── EXTRACTED MATERIAL ──

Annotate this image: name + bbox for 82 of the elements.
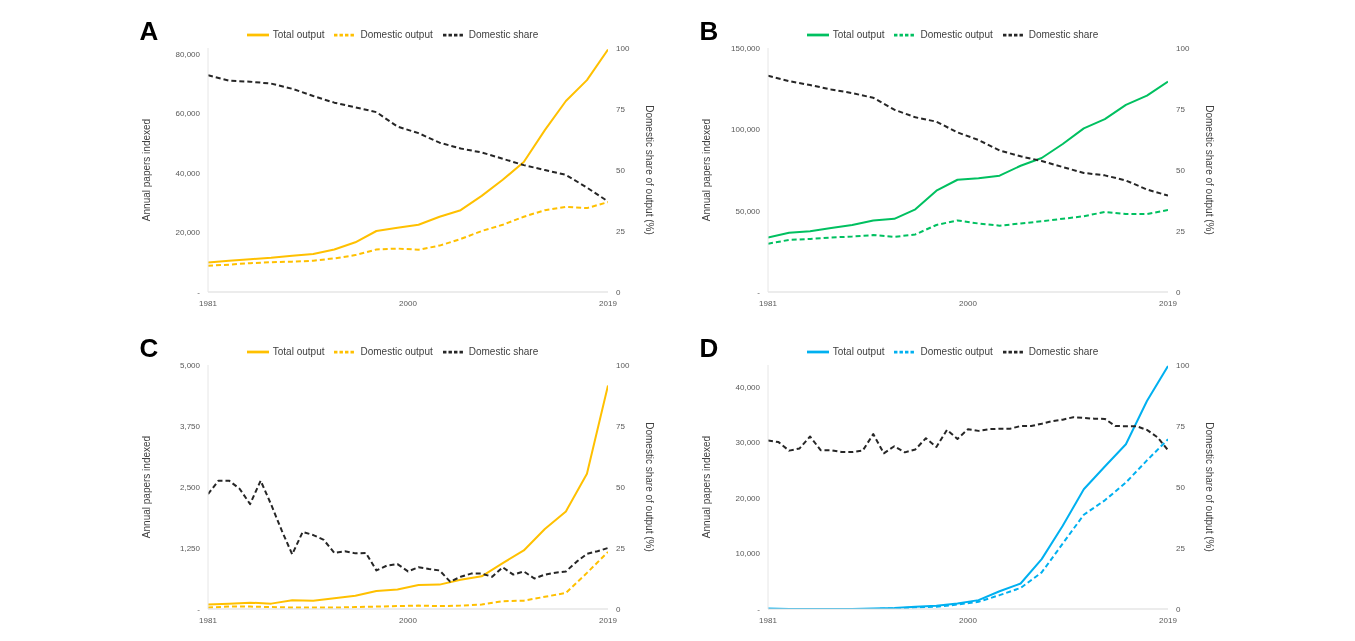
y-tick-label: 50,000 [735,206,761,216]
chart-title: C [139,332,159,364]
y-tick-label: - [196,604,200,614]
y2-tick-label: 75 [615,104,625,114]
y-tick-label: - [756,287,760,297]
chart-title: D [699,332,719,364]
y-tick-label: 5,000 [179,360,201,370]
y2-tick-label: 25 [615,543,625,553]
line-series [767,80,1168,239]
x-tick-label: 2019 [598,615,617,625]
y2-axis-title: Domestic share of output (%) [643,105,655,235]
line-series [767,209,1168,245]
x-tick-label: 2000 [398,298,417,308]
y-tick-label: 150,000 [730,43,761,53]
x-tick-label: 2000 [958,298,977,308]
x-tick-label: 2019 [1158,298,1177,308]
y-tick-label: 1,250 [179,543,201,553]
y-tick-label: 80,000 [175,49,201,59]
legend-label: Domestic share [1028,345,1099,357]
y2-tick-label: 100 [1175,360,1190,370]
y2-tick-label: 0 [1175,604,1181,614]
y2-tick-label: 0 [615,604,621,614]
x-tick-label: 1981 [198,615,217,625]
y-tick-label: 20,000 [735,493,761,503]
y-tick-label: - [196,287,200,297]
line-series [207,48,608,264]
legend-label: Total output [272,345,325,357]
y-tick-label: 30,000 [735,437,761,447]
legend-label: Total output [832,345,885,357]
legend-label: Domestic share [468,28,539,40]
legend-label: Domestic share [468,345,539,357]
x-tick-label: 2000 [958,615,977,625]
y2-tick-label: 75 [1175,104,1185,114]
y-axis-title: Annual papers indexed [140,118,152,222]
legend-label: Total output [832,28,885,40]
y2-tick-label: 75 [1175,421,1185,431]
x-tick-label: 2019 [598,298,617,308]
y-tick-label: 100,000 [730,125,761,135]
legend-label: Domestic output [360,28,433,40]
legend-label: Total output [272,28,325,40]
y2-axis-title: Domestic share of output (%) [643,421,655,552]
y2-tick-label: 50 [615,482,625,492]
y2-tick-label: 75 [615,421,625,431]
y-tick-label: 3,750 [179,421,201,431]
line-series [207,479,608,583]
x-tick-label: 1981 [758,298,777,308]
y2-tick-label: 50 [1175,165,1185,175]
y-tick-label: - [756,604,760,614]
x-tick-label: 1981 [198,298,217,308]
y2-axis-title: Domestic share of output (%) [1203,421,1215,552]
y2-tick-label: 25 [615,226,625,236]
y2-tick-label: 100 [1175,43,1190,53]
y2-tick-label: 0 [1175,287,1181,297]
y2-tick-label: 100 [615,360,630,370]
line-series [767,74,1168,197]
y2-tick-label: 25 [1175,543,1185,553]
legend-label: Domestic output [920,28,993,40]
x-tick-label: 2019 [1158,615,1177,625]
y-tick-label: 10,000 [735,548,761,558]
y2-axis-title: Domestic share of output (%) [1203,105,1215,235]
y2-tick-label: 50 [1175,482,1185,492]
y-tick-label: 40,000 [175,168,201,178]
y2-tick-label: 50 [615,165,625,175]
y2-tick-label: 25 [1175,226,1185,236]
y-axis-title: Annual papers indexed [700,435,712,538]
y-axis-title: Annual papers indexed [140,435,152,538]
legend-label: Domestic output [920,345,993,357]
y-tick-label: 2,500 [179,482,201,492]
y2-tick-label: 0 [615,287,621,297]
y-tick-label: 20,000 [175,228,201,238]
line-series [207,74,608,203]
legend-label: Domestic share [1028,28,1099,40]
y-axis-title: Annual papers indexed [700,118,712,222]
y-tick-label: 40,000 [735,382,761,392]
y-tick-label: 60,000 [175,109,201,119]
x-tick-label: 1981 [758,615,777,625]
x-tick-label: 2000 [398,615,417,625]
chart-title: A [139,16,159,47]
legend-label: Domestic output [360,345,433,357]
line-series [767,415,1168,454]
y2-tick-label: 100 [615,43,630,53]
chart-title: B [699,16,719,47]
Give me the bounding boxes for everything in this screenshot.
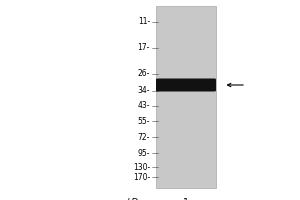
Text: kDa: kDa [126, 198, 144, 200]
Text: 72-: 72- [138, 132, 150, 142]
Text: 43-: 43- [137, 102, 150, 110]
Text: 11-: 11- [138, 18, 150, 26]
FancyBboxPatch shape [156, 79, 216, 92]
Text: 26-: 26- [138, 70, 150, 78]
Text: 34-: 34- [137, 86, 150, 95]
Text: 55-: 55- [137, 116, 150, 126]
Text: 170-: 170- [133, 172, 150, 182]
Text: 130-: 130- [133, 162, 150, 171]
Text: 17-: 17- [138, 44, 150, 52]
Text: 1: 1 [183, 198, 189, 200]
Bar [156, 6, 216, 188]
Text: 95-: 95- [137, 148, 150, 158]
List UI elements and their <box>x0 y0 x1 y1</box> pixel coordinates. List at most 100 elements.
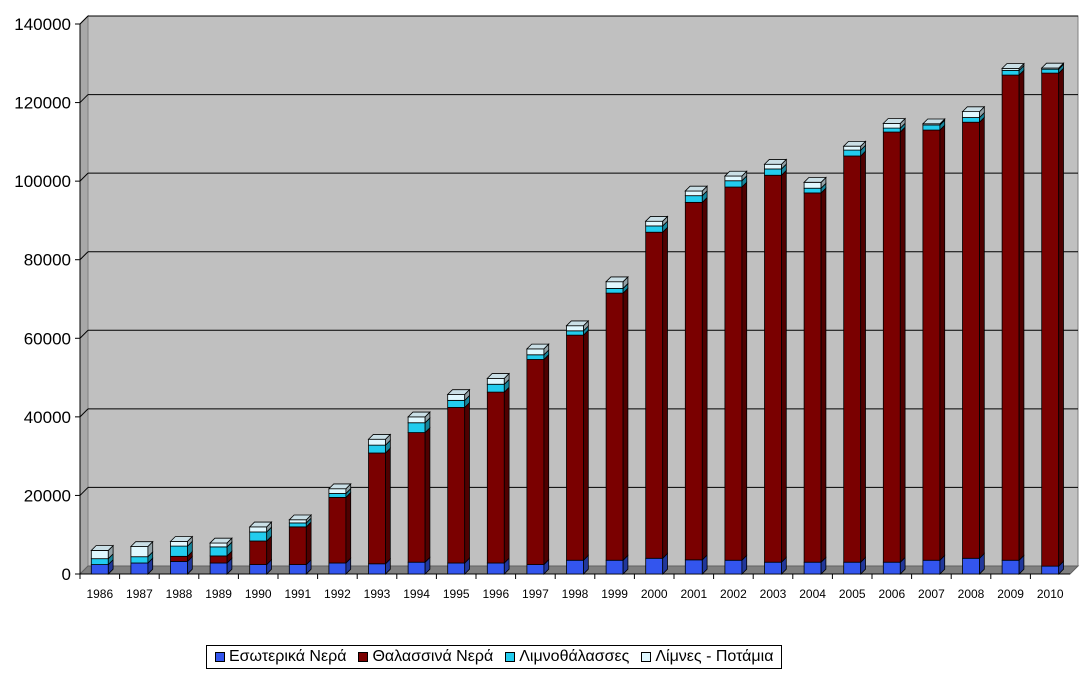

───

WORK TO BE COMPLETED | Copy out every line of all the items above, character for character, leaving out the pictures.

SOLUTION |
Annotate this image: name + bbox for 82 of the elements.
y-tick-label: 50,000 [735,206,761,216]
chart-title: C [139,332,159,364]
y-tick-label: - [196,604,200,614]
y2-tick-label: 75 [615,104,625,114]
y-tick-label: - [756,287,760,297]
chart-title: D [699,332,719,364]
y-tick-label: 5,000 [179,360,201,370]
y2-tick-label: 25 [615,543,625,553]
line-series [767,80,1168,239]
x-tick-label: 2019 [598,615,617,625]
y2-axis-title: Domestic share of output (%) [643,105,655,235]
line-series [767,209,1168,245]
x-tick-label: 2000 [398,298,417,308]
y-tick-label: 150,000 [730,43,761,53]
x-tick-label: 2000 [958,298,977,308]
x-tick-label: 2019 [1158,298,1177,308]
y-tick-label: 1,250 [179,543,201,553]
y-tick-label: 80,000 [175,49,201,59]
legend-label: Domestic share [1028,345,1099,357]
y2-tick-label: 100 [1175,360,1190,370]
y2-tick-label: 0 [1175,604,1181,614]
y2-tick-label: 0 [615,604,621,614]
x-tick-label: 1981 [198,615,217,625]
y-tick-label: 20,000 [735,493,761,503]
y-tick-label: - [196,287,200,297]
line-series [207,48,608,264]
legend-label: Total output [272,345,325,357]
y-tick-label: 30,000 [735,437,761,447]
legend-label: Total output [832,345,885,357]
legend-label: Domestic share [468,28,539,40]
legend-label: Domestic share [468,345,539,357]
x-tick-label: 2000 [958,615,977,625]
y2-tick-label: 75 [1175,104,1185,114]
y-axis-title: Annual papers indexed [140,118,152,222]
legend-label: Total output [832,28,885,40]
y2-tick-label: 75 [1175,421,1185,431]
x-tick-label: 2019 [598,298,617,308]
y-tick-label: 100,000 [730,125,761,135]
legend-label: Domestic output [360,28,433,40]
legend-label: Total output [272,28,325,40]
y2-axis-title: Domestic share of output (%) [643,421,655,552]
y2-tick-label: 50 [615,482,625,492]
y2-tick-label: 75 [615,421,625,431]
y-tick-label: 3,750 [179,421,201,431]
line-series [207,479,608,583]
x-tick-label: 1981 [758,298,777,308]
y2-tick-label: 50 [1175,165,1185,175]
y-tick-label: - [756,604,760,614]
x-tick-label: 1981 [198,298,217,308]
y2-axis-title: Domestic share of output (%) [1203,421,1215,552]
y2-tick-label: 25 [615,226,625,236]
y2-tick-label: 100 [1175,43,1190,53]
y2-tick-label: 0 [1175,287,1181,297]
y2-tick-label: 100 [615,360,630,370]
line-series [767,74,1168,197]
y2-tick-label: 25 [1175,543,1185,553]
legend-label: Domestic output [920,28,993,40]
x-tick-label: 2019 [1158,615,1177,625]
y-tick-label: 10,000 [735,548,761,558]
y2-axis-title: Domestic share of output (%) [1203,105,1215,235]
y2-tick-label: 50 [1175,482,1185,492]
y-tick-label: 40,000 [175,168,201,178]
y2-tick-label: 50 [615,165,625,175]
y2-tick-label: 25 [1175,226,1185,236]
y-axis-title: Annual papers indexed [700,435,712,538]
y-axis-title: Annual papers indexed [140,435,152,538]
legend-label: Domestic output [920,345,993,357]
y-tick-label: 2,500 [179,482,201,492]
y2-tick-label: 0 [615,287,621,297]
y-tick-label: 20,000 [175,228,201,238]
line-series [207,74,608,203]
legend-label: Domestic share [1028,28,1099,40]
y-axis-title: Annual papers indexed [700,118,712,222]
y-tick-label: 40,000 [735,382,761,392]
y-tick-label: 60,000 [175,109,201,119]
x-tick-label: 1981 [758,615,777,625]
x-tick-label: 2000 [398,615,417,625]
chart-title: A [139,16,159,47]
legend-label: Domestic output [360,345,433,357]
line-series [767,415,1168,454]
y2-tick-label: 100 [615,43,630,53]
chart-title: B [699,16,719,47]
Give me the bounding boxes for everything in this screenshot.
Text: kDa: kDa [126, 198, 144, 200]
Text: 72-: 72- [138, 132, 150, 142]
Text: 43-: 43- [137, 102, 150, 110]
Text: 11-: 11- [138, 18, 150, 26]
FancyBboxPatch shape [156, 79, 216, 92]
Text: 26-: 26- [138, 70, 150, 78]
Text: 34-: 34- [137, 86, 150, 95]
Text: 55-: 55- [137, 116, 150, 126]
Text: 170-: 170- [133, 172, 150, 182]
Text: 130-: 130- [133, 162, 150, 171]
Text: 17-: 17- [138, 44, 150, 52]
Text: 1: 1 [183, 198, 189, 200]
Bar [156, 6, 216, 188]
Text: 95-: 95- [137, 148, 150, 158]
List UI elements and their <box>x0 y0 x1 y1</box> pixel coordinates. List at most 100 elements.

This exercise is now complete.